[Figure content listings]
##########

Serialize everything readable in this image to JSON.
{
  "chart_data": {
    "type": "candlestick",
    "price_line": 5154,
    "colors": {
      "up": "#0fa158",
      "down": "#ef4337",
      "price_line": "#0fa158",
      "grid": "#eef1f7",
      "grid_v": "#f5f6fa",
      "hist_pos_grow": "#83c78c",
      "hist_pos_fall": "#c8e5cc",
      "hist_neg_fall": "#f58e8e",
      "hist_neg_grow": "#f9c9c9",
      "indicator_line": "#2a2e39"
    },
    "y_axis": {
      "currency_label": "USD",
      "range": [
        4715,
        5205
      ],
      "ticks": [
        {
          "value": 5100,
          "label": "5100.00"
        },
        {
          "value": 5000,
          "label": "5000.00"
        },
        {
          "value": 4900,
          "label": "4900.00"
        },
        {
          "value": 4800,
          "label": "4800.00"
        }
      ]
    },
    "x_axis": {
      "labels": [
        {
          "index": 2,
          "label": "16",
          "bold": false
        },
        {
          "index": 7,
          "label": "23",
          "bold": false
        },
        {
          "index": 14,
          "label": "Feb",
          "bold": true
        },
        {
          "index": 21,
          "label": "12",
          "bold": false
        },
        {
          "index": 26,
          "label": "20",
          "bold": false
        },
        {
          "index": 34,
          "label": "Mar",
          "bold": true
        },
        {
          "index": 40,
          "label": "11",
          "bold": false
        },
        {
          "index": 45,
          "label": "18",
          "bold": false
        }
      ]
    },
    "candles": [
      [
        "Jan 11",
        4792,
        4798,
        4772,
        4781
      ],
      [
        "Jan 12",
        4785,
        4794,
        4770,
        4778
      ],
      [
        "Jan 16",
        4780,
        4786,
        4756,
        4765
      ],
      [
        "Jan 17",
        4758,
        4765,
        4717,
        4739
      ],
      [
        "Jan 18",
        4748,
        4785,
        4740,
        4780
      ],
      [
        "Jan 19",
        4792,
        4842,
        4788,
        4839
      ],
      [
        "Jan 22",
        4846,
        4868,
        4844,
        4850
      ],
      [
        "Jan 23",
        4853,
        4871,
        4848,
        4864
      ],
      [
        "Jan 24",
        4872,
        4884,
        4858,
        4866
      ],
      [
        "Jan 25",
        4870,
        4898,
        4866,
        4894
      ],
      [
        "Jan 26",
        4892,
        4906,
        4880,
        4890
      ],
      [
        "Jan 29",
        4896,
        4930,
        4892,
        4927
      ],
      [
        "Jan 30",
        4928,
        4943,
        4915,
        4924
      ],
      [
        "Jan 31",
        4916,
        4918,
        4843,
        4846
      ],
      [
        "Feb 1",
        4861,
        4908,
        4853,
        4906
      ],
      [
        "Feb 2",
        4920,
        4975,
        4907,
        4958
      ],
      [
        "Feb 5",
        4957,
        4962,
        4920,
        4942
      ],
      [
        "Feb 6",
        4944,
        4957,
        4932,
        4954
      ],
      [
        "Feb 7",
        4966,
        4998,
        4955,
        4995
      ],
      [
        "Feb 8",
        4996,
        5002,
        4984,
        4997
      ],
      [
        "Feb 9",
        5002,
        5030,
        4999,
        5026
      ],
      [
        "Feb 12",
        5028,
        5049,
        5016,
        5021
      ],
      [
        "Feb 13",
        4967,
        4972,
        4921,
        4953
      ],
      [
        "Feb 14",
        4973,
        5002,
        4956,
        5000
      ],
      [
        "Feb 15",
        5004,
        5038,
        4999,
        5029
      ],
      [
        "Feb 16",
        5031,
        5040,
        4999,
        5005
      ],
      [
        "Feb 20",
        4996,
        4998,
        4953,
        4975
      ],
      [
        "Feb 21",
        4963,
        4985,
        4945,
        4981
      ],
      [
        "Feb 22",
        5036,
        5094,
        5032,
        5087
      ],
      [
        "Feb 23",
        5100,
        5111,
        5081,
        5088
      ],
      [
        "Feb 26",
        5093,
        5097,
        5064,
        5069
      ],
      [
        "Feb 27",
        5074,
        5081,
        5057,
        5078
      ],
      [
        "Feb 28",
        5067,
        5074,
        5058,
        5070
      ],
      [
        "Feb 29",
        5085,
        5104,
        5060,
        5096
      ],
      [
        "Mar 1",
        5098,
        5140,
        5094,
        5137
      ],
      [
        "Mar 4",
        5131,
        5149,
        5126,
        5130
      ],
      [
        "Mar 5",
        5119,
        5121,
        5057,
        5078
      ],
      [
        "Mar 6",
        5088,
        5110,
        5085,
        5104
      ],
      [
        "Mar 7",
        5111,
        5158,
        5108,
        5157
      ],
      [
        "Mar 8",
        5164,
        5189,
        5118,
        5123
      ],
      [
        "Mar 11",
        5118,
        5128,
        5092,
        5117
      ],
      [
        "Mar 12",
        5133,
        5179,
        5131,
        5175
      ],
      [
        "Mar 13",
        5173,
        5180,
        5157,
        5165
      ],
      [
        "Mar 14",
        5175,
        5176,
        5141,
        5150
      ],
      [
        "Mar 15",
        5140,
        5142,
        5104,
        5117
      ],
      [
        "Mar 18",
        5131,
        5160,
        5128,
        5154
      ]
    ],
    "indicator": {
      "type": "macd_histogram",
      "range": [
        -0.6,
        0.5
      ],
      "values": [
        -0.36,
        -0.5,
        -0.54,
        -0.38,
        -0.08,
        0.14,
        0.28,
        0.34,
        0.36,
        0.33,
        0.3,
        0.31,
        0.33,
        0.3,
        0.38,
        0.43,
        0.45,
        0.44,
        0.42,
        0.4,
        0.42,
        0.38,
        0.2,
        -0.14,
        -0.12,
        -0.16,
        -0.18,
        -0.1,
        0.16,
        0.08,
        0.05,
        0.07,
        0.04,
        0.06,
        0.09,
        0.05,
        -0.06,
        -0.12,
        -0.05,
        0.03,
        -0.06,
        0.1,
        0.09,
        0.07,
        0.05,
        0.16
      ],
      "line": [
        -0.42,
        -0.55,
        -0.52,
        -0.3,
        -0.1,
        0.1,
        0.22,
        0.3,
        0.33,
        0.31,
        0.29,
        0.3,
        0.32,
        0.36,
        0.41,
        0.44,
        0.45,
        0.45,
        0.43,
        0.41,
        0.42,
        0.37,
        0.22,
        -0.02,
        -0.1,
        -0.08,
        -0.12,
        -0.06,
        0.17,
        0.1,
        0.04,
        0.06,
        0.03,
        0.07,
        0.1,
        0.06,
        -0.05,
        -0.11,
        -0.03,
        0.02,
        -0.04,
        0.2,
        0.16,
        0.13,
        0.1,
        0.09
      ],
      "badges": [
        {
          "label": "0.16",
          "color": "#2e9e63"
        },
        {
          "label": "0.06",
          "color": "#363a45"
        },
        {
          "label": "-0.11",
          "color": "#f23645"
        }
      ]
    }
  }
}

##########

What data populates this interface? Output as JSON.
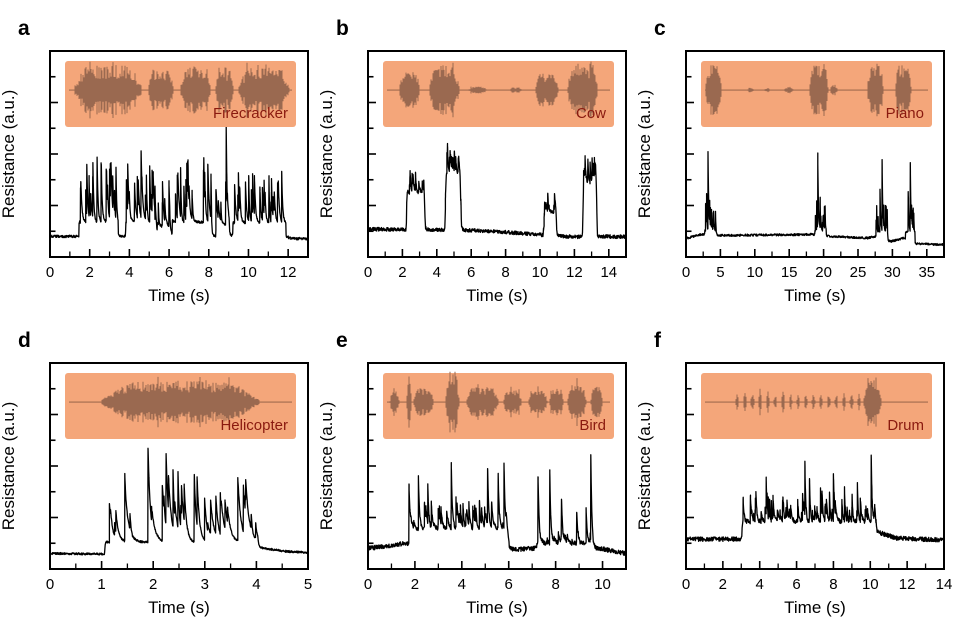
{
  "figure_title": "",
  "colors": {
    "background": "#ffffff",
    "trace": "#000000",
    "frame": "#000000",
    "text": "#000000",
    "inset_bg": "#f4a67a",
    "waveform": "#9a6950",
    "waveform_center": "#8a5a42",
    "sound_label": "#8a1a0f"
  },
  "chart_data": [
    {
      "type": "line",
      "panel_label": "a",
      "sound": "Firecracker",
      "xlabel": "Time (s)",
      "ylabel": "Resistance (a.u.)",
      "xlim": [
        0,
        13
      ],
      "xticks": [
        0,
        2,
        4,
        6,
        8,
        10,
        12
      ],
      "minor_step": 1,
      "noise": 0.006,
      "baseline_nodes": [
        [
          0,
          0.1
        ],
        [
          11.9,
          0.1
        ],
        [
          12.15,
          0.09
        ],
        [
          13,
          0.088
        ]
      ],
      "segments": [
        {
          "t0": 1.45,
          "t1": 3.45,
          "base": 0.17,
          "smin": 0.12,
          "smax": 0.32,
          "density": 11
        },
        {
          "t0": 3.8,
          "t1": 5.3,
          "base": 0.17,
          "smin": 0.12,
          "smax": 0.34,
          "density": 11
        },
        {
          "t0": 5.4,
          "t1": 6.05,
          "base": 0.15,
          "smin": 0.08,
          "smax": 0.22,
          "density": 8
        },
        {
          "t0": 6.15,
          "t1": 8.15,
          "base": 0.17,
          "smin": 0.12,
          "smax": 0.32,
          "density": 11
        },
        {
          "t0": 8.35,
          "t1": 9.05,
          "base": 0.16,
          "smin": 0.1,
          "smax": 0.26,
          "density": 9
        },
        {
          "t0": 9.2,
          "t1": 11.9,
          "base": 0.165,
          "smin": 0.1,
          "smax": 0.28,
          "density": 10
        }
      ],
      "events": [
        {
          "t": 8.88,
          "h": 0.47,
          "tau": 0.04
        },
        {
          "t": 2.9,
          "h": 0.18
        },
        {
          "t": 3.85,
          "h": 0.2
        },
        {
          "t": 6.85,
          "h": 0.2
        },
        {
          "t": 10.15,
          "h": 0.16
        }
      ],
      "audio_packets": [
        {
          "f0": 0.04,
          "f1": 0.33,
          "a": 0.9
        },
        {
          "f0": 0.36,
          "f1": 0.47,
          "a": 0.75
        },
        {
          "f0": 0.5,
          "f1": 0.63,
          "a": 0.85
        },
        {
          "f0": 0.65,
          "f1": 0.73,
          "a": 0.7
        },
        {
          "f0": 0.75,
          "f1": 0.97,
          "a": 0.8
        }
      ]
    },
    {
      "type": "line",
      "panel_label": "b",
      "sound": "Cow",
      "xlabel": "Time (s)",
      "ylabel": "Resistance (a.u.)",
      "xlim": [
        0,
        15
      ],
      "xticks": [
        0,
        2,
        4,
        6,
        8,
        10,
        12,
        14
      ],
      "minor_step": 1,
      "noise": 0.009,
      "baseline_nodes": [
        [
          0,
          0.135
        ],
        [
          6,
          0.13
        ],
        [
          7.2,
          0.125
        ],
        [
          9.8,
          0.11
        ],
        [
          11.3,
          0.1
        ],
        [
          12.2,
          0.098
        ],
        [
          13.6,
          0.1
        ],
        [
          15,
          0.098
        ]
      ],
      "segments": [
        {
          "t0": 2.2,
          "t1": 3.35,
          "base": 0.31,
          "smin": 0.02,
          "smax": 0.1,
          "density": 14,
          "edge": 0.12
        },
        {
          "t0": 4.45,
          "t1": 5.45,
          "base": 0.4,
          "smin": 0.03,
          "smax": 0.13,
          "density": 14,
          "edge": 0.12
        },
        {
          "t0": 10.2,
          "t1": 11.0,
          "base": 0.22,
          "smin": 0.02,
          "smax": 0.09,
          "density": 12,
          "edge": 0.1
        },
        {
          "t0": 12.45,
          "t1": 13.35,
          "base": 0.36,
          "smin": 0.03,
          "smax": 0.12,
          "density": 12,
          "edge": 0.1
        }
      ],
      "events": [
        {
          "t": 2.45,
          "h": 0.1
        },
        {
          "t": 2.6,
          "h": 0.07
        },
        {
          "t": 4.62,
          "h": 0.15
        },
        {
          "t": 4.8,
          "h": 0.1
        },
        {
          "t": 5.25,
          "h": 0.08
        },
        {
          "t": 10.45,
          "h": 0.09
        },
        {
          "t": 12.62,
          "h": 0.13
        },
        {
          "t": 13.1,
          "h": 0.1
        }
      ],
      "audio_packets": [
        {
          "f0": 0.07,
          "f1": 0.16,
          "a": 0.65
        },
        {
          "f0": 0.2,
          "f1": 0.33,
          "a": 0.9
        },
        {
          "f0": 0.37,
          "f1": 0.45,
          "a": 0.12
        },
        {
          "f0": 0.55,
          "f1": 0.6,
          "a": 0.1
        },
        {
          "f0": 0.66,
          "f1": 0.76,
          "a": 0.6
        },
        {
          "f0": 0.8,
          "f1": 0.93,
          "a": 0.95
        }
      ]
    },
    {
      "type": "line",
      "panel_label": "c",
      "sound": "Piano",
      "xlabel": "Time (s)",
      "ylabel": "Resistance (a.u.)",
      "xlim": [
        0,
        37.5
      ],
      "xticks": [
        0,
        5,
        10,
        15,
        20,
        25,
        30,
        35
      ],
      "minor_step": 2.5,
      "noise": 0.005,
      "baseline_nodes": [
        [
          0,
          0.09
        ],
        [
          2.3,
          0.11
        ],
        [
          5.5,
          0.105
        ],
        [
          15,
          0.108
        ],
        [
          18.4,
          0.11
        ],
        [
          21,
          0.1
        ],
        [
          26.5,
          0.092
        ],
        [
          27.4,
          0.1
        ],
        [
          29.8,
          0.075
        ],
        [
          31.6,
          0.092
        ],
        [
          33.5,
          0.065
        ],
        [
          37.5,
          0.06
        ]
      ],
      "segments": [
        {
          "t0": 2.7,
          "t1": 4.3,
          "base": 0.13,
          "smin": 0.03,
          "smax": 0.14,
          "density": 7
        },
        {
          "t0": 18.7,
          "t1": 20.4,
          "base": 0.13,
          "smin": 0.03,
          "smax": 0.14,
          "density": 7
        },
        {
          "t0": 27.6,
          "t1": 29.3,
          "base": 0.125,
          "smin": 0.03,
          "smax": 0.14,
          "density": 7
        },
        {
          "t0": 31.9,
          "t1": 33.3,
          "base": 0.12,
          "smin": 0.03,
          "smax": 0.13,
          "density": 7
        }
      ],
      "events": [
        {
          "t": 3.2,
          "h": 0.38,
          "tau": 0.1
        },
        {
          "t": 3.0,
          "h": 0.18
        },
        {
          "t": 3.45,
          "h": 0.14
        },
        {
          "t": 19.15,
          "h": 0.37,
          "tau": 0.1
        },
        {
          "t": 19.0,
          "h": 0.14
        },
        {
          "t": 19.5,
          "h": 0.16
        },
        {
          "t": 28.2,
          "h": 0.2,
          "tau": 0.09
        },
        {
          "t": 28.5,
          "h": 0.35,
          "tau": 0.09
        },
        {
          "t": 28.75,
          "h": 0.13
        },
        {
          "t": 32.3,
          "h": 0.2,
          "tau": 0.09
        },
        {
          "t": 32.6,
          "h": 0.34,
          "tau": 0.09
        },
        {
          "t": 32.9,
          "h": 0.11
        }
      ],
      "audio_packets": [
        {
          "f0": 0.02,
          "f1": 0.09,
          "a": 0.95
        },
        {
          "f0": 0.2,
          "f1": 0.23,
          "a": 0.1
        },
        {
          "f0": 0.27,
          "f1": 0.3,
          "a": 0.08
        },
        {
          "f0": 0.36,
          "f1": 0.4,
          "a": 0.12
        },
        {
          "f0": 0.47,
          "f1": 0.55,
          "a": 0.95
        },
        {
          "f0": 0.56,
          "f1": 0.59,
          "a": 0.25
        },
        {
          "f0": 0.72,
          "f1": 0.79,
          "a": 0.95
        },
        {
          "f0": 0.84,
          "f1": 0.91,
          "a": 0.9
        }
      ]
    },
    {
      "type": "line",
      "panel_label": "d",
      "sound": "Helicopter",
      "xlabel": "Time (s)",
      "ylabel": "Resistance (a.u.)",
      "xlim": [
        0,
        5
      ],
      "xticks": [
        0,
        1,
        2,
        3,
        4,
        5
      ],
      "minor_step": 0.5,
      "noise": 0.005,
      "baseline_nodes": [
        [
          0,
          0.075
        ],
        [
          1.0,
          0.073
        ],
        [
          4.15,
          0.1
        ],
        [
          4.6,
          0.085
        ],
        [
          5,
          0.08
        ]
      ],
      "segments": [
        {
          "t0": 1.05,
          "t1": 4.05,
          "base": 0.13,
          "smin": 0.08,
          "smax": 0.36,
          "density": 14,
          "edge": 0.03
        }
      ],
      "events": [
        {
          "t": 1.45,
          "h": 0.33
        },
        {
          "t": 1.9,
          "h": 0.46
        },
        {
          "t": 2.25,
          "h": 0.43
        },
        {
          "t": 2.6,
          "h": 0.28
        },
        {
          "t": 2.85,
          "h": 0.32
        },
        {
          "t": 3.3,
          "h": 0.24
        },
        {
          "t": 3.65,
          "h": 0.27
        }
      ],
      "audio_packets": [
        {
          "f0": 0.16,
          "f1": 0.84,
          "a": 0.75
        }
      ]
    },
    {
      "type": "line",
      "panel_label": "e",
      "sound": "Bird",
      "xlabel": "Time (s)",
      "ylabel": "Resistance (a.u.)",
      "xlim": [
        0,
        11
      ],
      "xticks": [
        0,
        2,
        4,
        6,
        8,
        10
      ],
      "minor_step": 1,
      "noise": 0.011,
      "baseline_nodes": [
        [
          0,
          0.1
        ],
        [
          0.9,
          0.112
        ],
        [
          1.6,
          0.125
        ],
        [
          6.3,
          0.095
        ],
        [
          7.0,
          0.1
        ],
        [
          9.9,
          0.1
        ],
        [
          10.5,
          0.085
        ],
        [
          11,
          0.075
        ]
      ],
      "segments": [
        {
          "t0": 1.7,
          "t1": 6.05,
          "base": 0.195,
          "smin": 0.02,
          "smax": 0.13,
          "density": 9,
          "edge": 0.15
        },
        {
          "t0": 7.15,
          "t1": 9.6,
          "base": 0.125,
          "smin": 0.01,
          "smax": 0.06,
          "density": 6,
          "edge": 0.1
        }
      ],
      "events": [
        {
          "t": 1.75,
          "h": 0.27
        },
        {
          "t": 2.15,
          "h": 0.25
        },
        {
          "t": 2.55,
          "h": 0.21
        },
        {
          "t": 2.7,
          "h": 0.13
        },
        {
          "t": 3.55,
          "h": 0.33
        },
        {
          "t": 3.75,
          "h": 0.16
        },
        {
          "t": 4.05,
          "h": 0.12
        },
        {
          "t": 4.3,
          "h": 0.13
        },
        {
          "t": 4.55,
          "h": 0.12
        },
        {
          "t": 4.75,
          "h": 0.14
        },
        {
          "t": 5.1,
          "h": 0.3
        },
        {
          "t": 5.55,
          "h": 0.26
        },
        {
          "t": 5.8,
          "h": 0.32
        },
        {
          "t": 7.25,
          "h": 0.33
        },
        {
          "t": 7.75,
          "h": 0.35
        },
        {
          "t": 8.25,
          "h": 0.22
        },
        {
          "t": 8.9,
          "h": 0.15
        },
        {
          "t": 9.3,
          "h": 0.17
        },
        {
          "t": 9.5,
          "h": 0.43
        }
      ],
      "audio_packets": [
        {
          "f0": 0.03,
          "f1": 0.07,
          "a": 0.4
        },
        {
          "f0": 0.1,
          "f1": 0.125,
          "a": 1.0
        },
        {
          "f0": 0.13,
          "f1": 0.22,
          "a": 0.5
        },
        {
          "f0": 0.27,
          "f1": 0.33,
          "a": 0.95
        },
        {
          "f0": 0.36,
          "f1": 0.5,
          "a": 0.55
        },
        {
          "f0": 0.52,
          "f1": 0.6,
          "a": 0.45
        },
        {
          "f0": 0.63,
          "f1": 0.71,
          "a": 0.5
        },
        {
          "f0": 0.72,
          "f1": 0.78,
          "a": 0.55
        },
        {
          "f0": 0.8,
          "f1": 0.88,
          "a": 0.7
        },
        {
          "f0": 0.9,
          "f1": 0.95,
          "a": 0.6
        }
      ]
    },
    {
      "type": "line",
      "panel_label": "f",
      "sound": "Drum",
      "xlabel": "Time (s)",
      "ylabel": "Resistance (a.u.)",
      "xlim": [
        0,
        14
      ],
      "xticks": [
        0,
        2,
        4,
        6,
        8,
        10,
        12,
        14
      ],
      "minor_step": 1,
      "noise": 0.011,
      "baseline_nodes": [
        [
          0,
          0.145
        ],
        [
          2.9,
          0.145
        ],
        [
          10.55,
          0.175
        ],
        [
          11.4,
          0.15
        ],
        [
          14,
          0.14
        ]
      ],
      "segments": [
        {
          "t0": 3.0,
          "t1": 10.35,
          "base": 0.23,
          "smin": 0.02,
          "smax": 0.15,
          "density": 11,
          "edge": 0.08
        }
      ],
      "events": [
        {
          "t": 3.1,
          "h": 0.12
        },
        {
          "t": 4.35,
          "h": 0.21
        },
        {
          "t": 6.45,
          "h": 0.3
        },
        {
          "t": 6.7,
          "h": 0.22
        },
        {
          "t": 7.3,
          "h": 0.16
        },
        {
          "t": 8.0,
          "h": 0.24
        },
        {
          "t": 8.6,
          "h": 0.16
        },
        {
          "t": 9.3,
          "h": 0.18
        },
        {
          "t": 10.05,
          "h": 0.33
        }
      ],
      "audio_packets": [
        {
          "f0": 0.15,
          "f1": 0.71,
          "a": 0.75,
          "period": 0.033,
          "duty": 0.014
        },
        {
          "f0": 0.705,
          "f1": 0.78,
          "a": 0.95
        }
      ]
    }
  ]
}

##########

#### Task instructions
Give the count of lines in the listing above that include "this", with no other words.

#### Exercise output
2